== ページの抜粋 ==

日本人と漢詩(083)

◎渡辺崋山と杉浦明平

渡辺崋山( Wikipedia )は、愛知県知多半島にあった田原藩(小藩というより貧藩と言えるだろう)の家老。蛮社の獄で、高野長英らと、捕縛、崋山は切腹に追い詰められた。従来、絵画が有名だが、彼の漢詩が紹介されることは意外と少ない。たしか、杉浦明平の大部な小説「小説 渡辺崋山」では、上巻は、一首だけだったと思う。

ここでは、まずは、その一首、27歳のおり、江戸在住での作と小説にはある。

中秋歩月
俗吏難與意 俗吏意を与《とも》にし難く
孤行却自憐 孤行却って自ら憐れむ
松林黒于墨 松林は墨より黒く
江水白於天 江水は天よりも白し
樓遠唯看燭 楼は遠く唯燭を看る
城高半帯雲 城は高く半ば雲を帯ぶ
不知今夜月 知らず今夜の月
偏照綺羅莚 偏《ひとえ》に綺羅《きら》の莚《むしろ》を照らすを

語釈】孤行:同僚と協調しない独自の生き方 樓遠唯看燭:将軍家斉の観月の宴 綺羅:その豪勢の様

小説では、華山のハラのうちを描く。為政者の金の使い方の理不尽さは現在も続く。

===

# やること
- A) 渡辺崋山についての文章を読んで、次の問いに答えてください。
(i) 渡辺崋山は何という藩の家老でしたか。
(ii) 小説では、「中秋歩月」は崋山が何歳のときの作とされていますか。
(iii) 語釈では、「綺羅」はどう説明されていますか。
- B) 渡辺崋山についての文章の「渡辺崋山( Wikipedia )は」で始まる段落を、大事な事実を残して箇条書きにまとめてください。
- C) 渡辺崋山についての文章から、「日本人と漢詩(083)」で始まり「ここでは、まずは、その一首、27歳のおり、江戸在住での作と小説にはある。」までの部分を、一字も変えずに書き写してください。

== 記録一覧 ==

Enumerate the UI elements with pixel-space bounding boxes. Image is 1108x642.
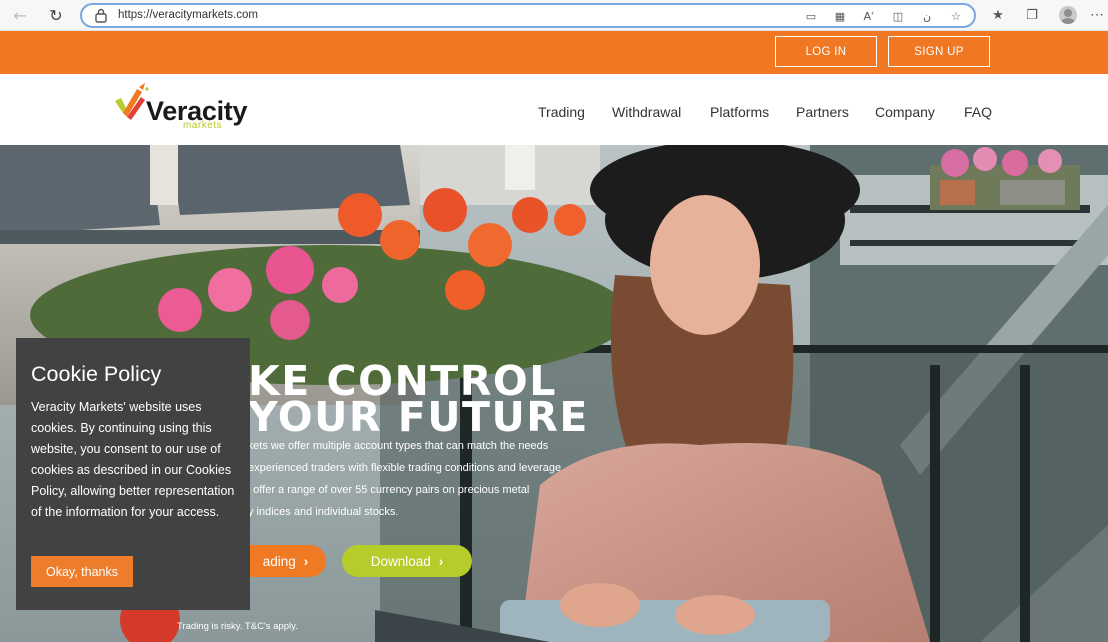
chevron-right-icon: › (438, 553, 444, 569)
read-aloud-icon[interactable]: Aʿ (861, 8, 877, 24)
nav-company[interactable]: Company (875, 104, 935, 120)
profile-icon[interactable] (1059, 6, 1077, 24)
qr-icon[interactable]: ▦ (832, 8, 848, 24)
address-bar[interactable]: https://veracitymarkets.com ▭ ▦ Aʿ ◫ ن ☆ (80, 3, 976, 28)
nav-withdrawal[interactable]: Withdrawal (612, 104, 681, 120)
nav-platforms[interactable]: Platforms (710, 104, 769, 120)
cookie-text: Veracity Markets' website uses cookies. … (31, 400, 235, 520)
immersive-reader-icon[interactable]: ◫ (890, 8, 906, 24)
download-label: Download (370, 553, 431, 569)
chevron-right-icon: › (303, 553, 309, 569)
more-icon[interactable]: ⋯ (1090, 6, 1104, 23)
risk-warning: Trading is risky. T&C's apply. (177, 621, 298, 632)
favorites-add-icon[interactable]: ☆ (948, 8, 964, 24)
cookie-accept-button[interactable]: Okay, thanks (31, 556, 133, 587)
login-button[interactable]: LOG IN (775, 36, 877, 67)
reader-icon[interactable]: ▭ (803, 8, 819, 24)
hero-title-line2: YOUR FUTURE (248, 393, 589, 441)
download-button[interactable]: Download › (342, 545, 472, 577)
cookie-title: Cookie Policy (31, 362, 162, 386)
favorites-icon[interactable]: ★ (988, 5, 1008, 25)
url-text[interactable]: https://veracitymarkets.com (118, 9, 258, 21)
hero-text-line2: experienced traders with flexible tradin… (248, 462, 562, 474)
nav-faq[interactable]: FAQ (964, 104, 992, 120)
logo-subtitle: markets (183, 120, 223, 131)
logo[interactable]: Veracity markets (113, 83, 263, 133)
collections-icon[interactable]: ❐ (1022, 5, 1042, 25)
hero-text-line4: y indices and individual stocks. (248, 506, 399, 518)
nav-partners[interactable]: Partners (796, 104, 849, 120)
nav-trading[interactable]: Trading (538, 104, 585, 120)
browser-toolbar: ← ↻ https://veracitymarkets.com ▭ ▦ Aʿ ◫… (0, 0, 1108, 31)
back-icon[interactable]: ← (8, 4, 32, 26)
hero-text-line1: rkets we offer multiple account types th… (244, 440, 549, 452)
signup-button[interactable]: SIGN UP (888, 36, 990, 67)
hero-text-line3: e offer a range of over 55 currency pair… (244, 484, 530, 496)
site-header: Veracity markets Trading Withdrawal Plat… (0, 74, 1108, 145)
translate-icon[interactable]: ن (919, 8, 935, 24)
lock-icon (95, 8, 107, 23)
refresh-icon[interactable]: ↻ (44, 4, 68, 26)
start-trading-label: ading (262, 553, 296, 569)
account-bar: LOG IN SIGN UP (0, 31, 1108, 74)
cookie-banner: Cookie Policy Veracity Markets' website … (16, 338, 250, 610)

===

# 答え
- A)
(i) 田原藩
(ii) 27歳(江戸に住んでいたころ)
(iii) その豪勢の様

- B)
- 渡辺崋山は、愛知県知多半島にあった田原藩(貧しい小藩)の家老だった。
- 蛮社の獄で高野長英らとともに捕まり、切腹に追い込まれた。
- 絵画で有名だが、漢詩が紹介されることは意外と少ない。
- 杉浦明平の長い小説「小説 渡辺崋山」の上巻でも、漢詩はたしか一首だけだった。

- C)
日本人と漢詩(083)

◎渡辺崋山と杉浦明平

渡辺崋山( Wikipedia )は、愛知県知多半島にあった田原藩(小藩というより貧藩と言えるだろう)の家老。蛮社の獄で、高野長英らと、捕縛、崋山は切腹に追い詰められた。従来、絵画が有名だが、彼の漢詩が紹介されることは意外と少ない。たしか、杉浦明平の大部な小説「小説 渡辺崋山」では、上巻は、一首だけだったと思う。

ここでは、まずは、その一首、27歳のおり、江戸在住での作と小説にはある。